** The request **
Return a copy of each line that holds the string "battery".

** Information provided **
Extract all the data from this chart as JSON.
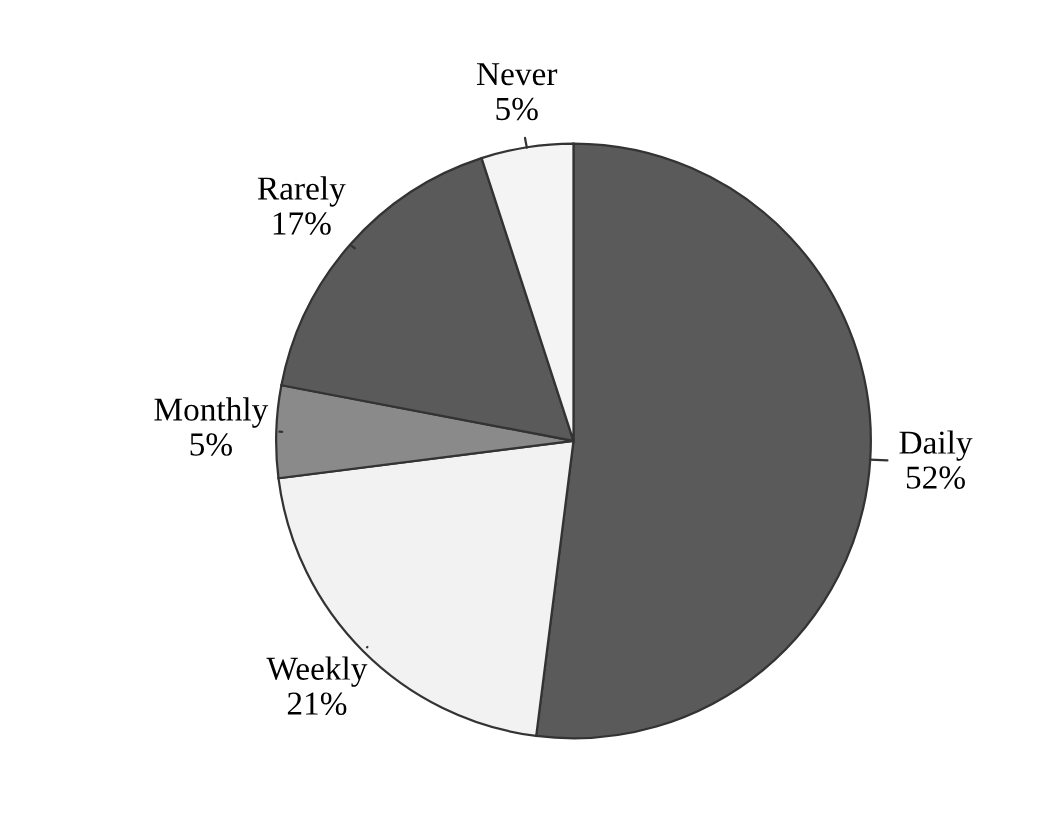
{
  "chart_data": {
    "type": "pie",
    "categories": [
      "Daily",
      "Weekly",
      "Monthly",
      "Rarely",
      "Never"
    ],
    "values": [
      52,
      21,
      5,
      17,
      5
    ],
    "value_labels": [
      "52%",
      "21%",
      "5%",
      "17%",
      "5%"
    ],
    "colors": [
      "#5a5a5a",
      "#f2f2f2",
      "#8a8a8a",
      "#5a5a5a",
      "#f4f4f4"
    ],
    "legend": false
  }
}
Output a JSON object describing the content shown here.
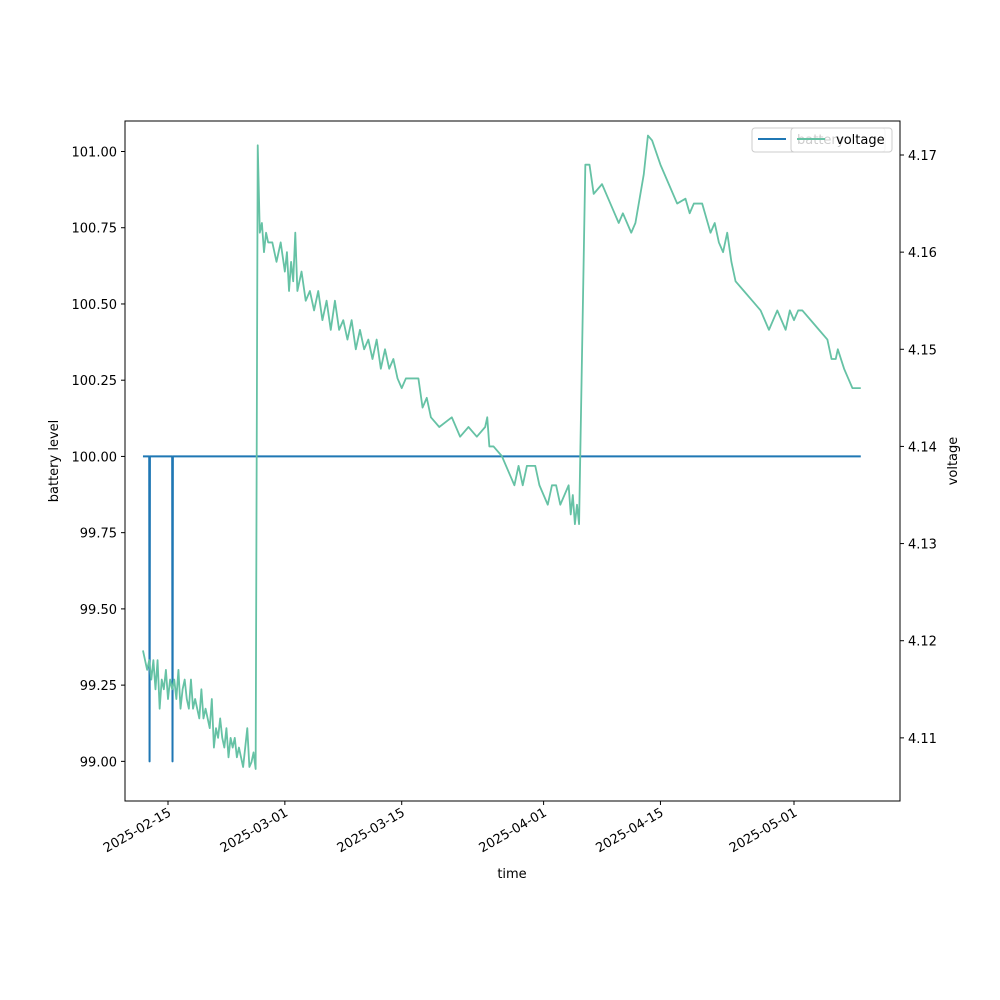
{
  "chart_data": {
    "type": "line",
    "xlabel": "time",
    "x_ticks": [
      "2025-02-15",
      "2025-03-01",
      "2025-03-15",
      "2025-04-01",
      "2025-04-15",
      "2025-05-01"
    ],
    "left_axis": {
      "label": "battery level",
      "ylim": [
        98.87,
        101.1
      ],
      "ticks": [
        "99.00",
        "99.25",
        "99.50",
        "99.75",
        "100.00",
        "100.25",
        "100.50",
        "100.75",
        "101.00"
      ]
    },
    "right_axis": {
      "label": "voltage",
      "ylim": [
        4.1035,
        4.1735
      ],
      "ticks": [
        "4.11",
        "4.12",
        "4.13",
        "4.14",
        "4.15",
        "4.16",
        "4.17"
      ]
    },
    "grid": false,
    "legend": {
      "placement": "top-right",
      "entries": [
        "battery",
        "voltage"
      ]
    },
    "series": [
      {
        "name": "battery",
        "axis": "left",
        "color": "#1f77b4",
        "points": [
          [
            "2025-02-12",
            100
          ],
          [
            "2025-02-12 18:00",
            100
          ],
          [
            "2025-02-12 19:00",
            99
          ],
          [
            "2025-02-12 20:00",
            100
          ],
          [
            "2025-02-15 12:00",
            100
          ],
          [
            "2025-02-15 13:00",
            99
          ],
          [
            "2025-02-15 14:00",
            100
          ],
          [
            "2025-05-09",
            100
          ]
        ]
      },
      {
        "name": "voltage",
        "axis": "right",
        "color": "#66c2a5",
        "points": [
          [
            "2025-02-12",
            4.119
          ],
          [
            "2025-02-12 06:00",
            4.118
          ],
          [
            "2025-02-12 12:00",
            4.117
          ],
          [
            "2025-02-12 18:00",
            4.118
          ],
          [
            "2025-02-13 00:00",
            4.116
          ],
          [
            "2025-02-13 06:00",
            4.118
          ],
          [
            "2025-02-13 12:00",
            4.115
          ],
          [
            "2025-02-13 18:00",
            4.118
          ],
          [
            "2025-02-14 00:00",
            4.113
          ],
          [
            "2025-02-14 06:00",
            4.116
          ],
          [
            "2025-02-14 12:00",
            4.115
          ],
          [
            "2025-02-14 18:00",
            4.117
          ],
          [
            "2025-02-15 00:00",
            4.114
          ],
          [
            "2025-02-15 06:00",
            4.116
          ],
          [
            "2025-02-15 12:00",
            4.115
          ],
          [
            "2025-02-15 18:00",
            4.116
          ],
          [
            "2025-02-16 00:00",
            4.114
          ],
          [
            "2025-02-16 06:00",
            4.117
          ],
          [
            "2025-02-16 12:00",
            4.113
          ],
          [
            "2025-02-16 18:00",
            4.115
          ],
          [
            "2025-02-17 00:00",
            4.116
          ],
          [
            "2025-02-17 06:00",
            4.114
          ],
          [
            "2025-02-17 12:00",
            4.113
          ],
          [
            "2025-02-17 18:00",
            4.116
          ],
          [
            "2025-02-18 00:00",
            4.113
          ],
          [
            "2025-02-18 06:00",
            4.114
          ],
          [
            "2025-02-18 12:00",
            4.113
          ],
          [
            "2025-02-18 18:00",
            4.112
          ],
          [
            "2025-02-19 00:00",
            4.115
          ],
          [
            "2025-02-19 06:00",
            4.112
          ],
          [
            "2025-02-19 12:00",
            4.113
          ],
          [
            "2025-02-19 18:00",
            4.112
          ],
          [
            "2025-02-20 00:00",
            4.111
          ],
          [
            "2025-02-20 06:00",
            4.114
          ],
          [
            "2025-02-20 12:00",
            4.109
          ],
          [
            "2025-02-20 18:00",
            4.111
          ],
          [
            "2025-02-21 00:00",
            4.11
          ],
          [
            "2025-02-21 06:00",
            4.112
          ],
          [
            "2025-02-21 12:00",
            4.11
          ],
          [
            "2025-02-21 18:00",
            4.109
          ],
          [
            "2025-02-22 00:00",
            4.111
          ],
          [
            "2025-02-22 06:00",
            4.108
          ],
          [
            "2025-02-22 12:00",
            4.11
          ],
          [
            "2025-02-22 18:00",
            4.109
          ],
          [
            "2025-02-23 00:00",
            4.11
          ],
          [
            "2025-02-23 06:00",
            4.108
          ],
          [
            "2025-02-23 12:00",
            4.109
          ],
          [
            "2025-02-23 18:00",
            4.108
          ],
          [
            "2025-02-24 00:00",
            4.107
          ],
          [
            "2025-02-24 12:00",
            4.111
          ],
          [
            "2025-02-24 18:00",
            4.107
          ],
          [
            "2025-02-25 00:00",
            4.1075
          ],
          [
            "2025-02-25 06:00",
            4.1085
          ],
          [
            "2025-02-25 12:00",
            4.1068
          ],
          [
            "2025-02-25 18:00",
            4.171
          ],
          [
            "2025-02-26 00:00",
            4.162
          ],
          [
            "2025-02-26 06:00",
            4.163
          ],
          [
            "2025-02-26 12:00",
            4.16
          ],
          [
            "2025-02-26 18:00",
            4.162
          ],
          [
            "2025-02-27 00:00",
            4.161
          ],
          [
            "2025-02-27 12:00",
            4.161
          ],
          [
            "2025-02-28 00:00",
            4.159
          ],
          [
            "2025-02-28 12:00",
            4.161
          ],
          [
            "2025-03-01 00:00",
            4.158
          ],
          [
            "2025-03-01 06:00",
            4.16
          ],
          [
            "2025-03-01 12:00",
            4.156
          ],
          [
            "2025-03-01 18:00",
            4.159
          ],
          [
            "2025-03-02 00:00",
            4.157
          ],
          [
            "2025-03-02 06:00",
            4.162
          ],
          [
            "2025-03-02 12:00",
            4.156
          ],
          [
            "2025-03-03 00:00",
            4.158
          ],
          [
            "2025-03-03 12:00",
            4.155
          ],
          [
            "2025-03-04 00:00",
            4.156
          ],
          [
            "2025-03-04 12:00",
            4.154
          ],
          [
            "2025-03-05 00:00",
            4.156
          ],
          [
            "2025-03-05 12:00",
            4.153
          ],
          [
            "2025-03-06 00:00",
            4.155
          ],
          [
            "2025-03-06 12:00",
            4.152
          ],
          [
            "2025-03-07 00:00",
            4.155
          ],
          [
            "2025-03-07 12:00",
            4.152
          ],
          [
            "2025-03-08 00:00",
            4.153
          ],
          [
            "2025-03-08 12:00",
            4.151
          ],
          [
            "2025-03-09 00:00",
            4.153
          ],
          [
            "2025-03-09 12:00",
            4.15
          ],
          [
            "2025-03-10 00:00",
            4.152
          ],
          [
            "2025-03-10 12:00",
            4.15
          ],
          [
            "2025-03-11 00:00",
            4.151
          ],
          [
            "2025-03-11 12:00",
            4.149
          ],
          [
            "2025-03-12 00:00",
            4.151
          ],
          [
            "2025-03-12 12:00",
            4.148
          ],
          [
            "2025-03-13 00:00",
            4.15
          ],
          [
            "2025-03-13 12:00",
            4.148
          ],
          [
            "2025-03-14 00:00",
            4.149
          ],
          [
            "2025-03-14 12:00",
            4.147
          ],
          [
            "2025-03-15 00:00",
            4.146
          ],
          [
            "2025-03-15 12:00",
            4.147
          ],
          [
            "2025-03-16 00:00",
            4.147
          ],
          [
            "2025-03-17 00:00",
            4.147
          ],
          [
            "2025-03-17 12:00",
            4.144
          ],
          [
            "2025-03-18 00:00",
            4.145
          ],
          [
            "2025-03-18 12:00",
            4.143
          ],
          [
            "2025-03-19 12:00",
            4.142
          ],
          [
            "2025-03-21 00:00",
            4.143
          ],
          [
            "2025-03-22 00:00",
            4.141
          ],
          [
            "2025-03-23 00:00",
            4.142
          ],
          [
            "2025-03-24 00:00",
            4.141
          ],
          [
            "2025-03-25 00:00",
            4.142
          ],
          [
            "2025-03-25 06:00",
            4.143
          ],
          [
            "2025-03-25 12:00",
            4.14
          ],
          [
            "2025-03-26 00:00",
            4.14
          ],
          [
            "2025-03-27 00:00",
            4.139
          ],
          [
            "2025-03-28 00:00",
            4.137
          ],
          [
            "2025-03-28 12:00",
            4.136
          ],
          [
            "2025-03-29 00:00",
            4.138
          ],
          [
            "2025-03-29 12:00",
            4.136
          ],
          [
            "2025-03-30 00:00",
            4.138
          ],
          [
            "2025-03-31 00:00",
            4.138
          ],
          [
            "2025-03-31 12:00",
            4.136
          ],
          [
            "2025-04-01 00:00",
            4.135
          ],
          [
            "2025-04-01 12:00",
            4.134
          ],
          [
            "2025-04-02 00:00",
            4.136
          ],
          [
            "2025-04-02 12:00",
            4.136
          ],
          [
            "2025-04-03 00:00",
            4.134
          ],
          [
            "2025-04-03 12:00",
            4.135
          ],
          [
            "2025-04-04 00:00",
            4.136
          ],
          [
            "2025-04-04 06:00",
            4.133
          ],
          [
            "2025-04-04 12:00",
            4.135
          ],
          [
            "2025-04-04 18:00",
            4.132
          ],
          [
            "2025-04-05 00:00",
            4.134
          ],
          [
            "2025-04-05 06:00",
            4.132
          ],
          [
            "2025-04-06 00:00",
            4.169
          ],
          [
            "2025-04-06 12:00",
            4.169
          ],
          [
            "2025-04-07 00:00",
            4.166
          ],
          [
            "2025-04-08 00:00",
            4.167
          ],
          [
            "2025-04-09 00:00",
            4.165
          ],
          [
            "2025-04-10 00:00",
            4.163
          ],
          [
            "2025-04-10 12:00",
            4.164
          ],
          [
            "2025-04-11 00:00",
            4.163
          ],
          [
            "2025-04-11 12:00",
            4.162
          ],
          [
            "2025-04-12 00:00",
            4.163
          ],
          [
            "2025-04-13 00:00",
            4.168
          ],
          [
            "2025-04-13 12:00",
            4.172
          ],
          [
            "2025-04-14 00:00",
            4.1715
          ],
          [
            "2025-04-15 00:00",
            4.169
          ],
          [
            "2025-04-16 00:00",
            4.167
          ],
          [
            "2025-04-17 00:00",
            4.165
          ],
          [
            "2025-04-18 00:00",
            4.1655
          ],
          [
            "2025-04-18 12:00",
            4.164
          ],
          [
            "2025-04-19 00:00",
            4.165
          ],
          [
            "2025-04-20 00:00",
            4.165
          ],
          [
            "2025-04-21 00:00",
            4.162
          ],
          [
            "2025-04-21 12:00",
            4.163
          ],
          [
            "2025-04-22 00:00",
            4.161
          ],
          [
            "2025-04-22 12:00",
            4.16
          ],
          [
            "2025-04-23 00:00",
            4.162
          ],
          [
            "2025-04-23 12:00",
            4.159
          ],
          [
            "2025-04-24 00:00",
            4.157
          ],
          [
            "2025-04-25 00:00",
            4.156
          ],
          [
            "2025-04-26 00:00",
            4.155
          ],
          [
            "2025-04-27 00:00",
            4.154
          ],
          [
            "2025-04-28 00:00",
            4.152
          ],
          [
            "2025-04-28 12:00",
            4.153
          ],
          [
            "2025-04-29 00:00",
            4.154
          ],
          [
            "2025-04-29 12:00",
            4.153
          ],
          [
            "2025-04-30 00:00",
            4.152
          ],
          [
            "2025-04-30 12:00",
            4.154
          ],
          [
            "2025-05-01 00:00",
            4.153
          ],
          [
            "2025-05-01 12:00",
            4.154
          ],
          [
            "2025-05-02 00:00",
            4.154
          ],
          [
            "2025-05-03 00:00",
            4.153
          ],
          [
            "2025-05-04 00:00",
            4.152
          ],
          [
            "2025-05-05 00:00",
            4.151
          ],
          [
            "2025-05-05 12:00",
            4.149
          ],
          [
            "2025-05-06 00:00",
            4.149
          ],
          [
            "2025-05-06 06:00",
            4.15
          ],
          [
            "2025-05-07 00:00",
            4.148
          ],
          [
            "2025-05-07 12:00",
            4.147
          ],
          [
            "2025-05-08 00:00",
            4.146
          ],
          [
            "2025-05-09 00:00",
            4.146
          ]
        ]
      }
    ]
  }
}
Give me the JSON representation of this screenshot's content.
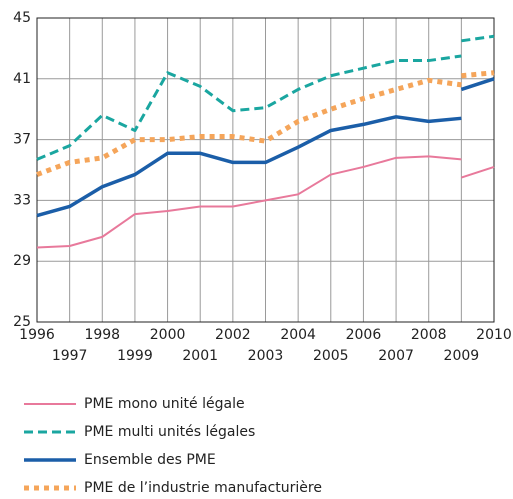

** Written answer **
      "label": "battery level",
        "battery",
        "name": "battery",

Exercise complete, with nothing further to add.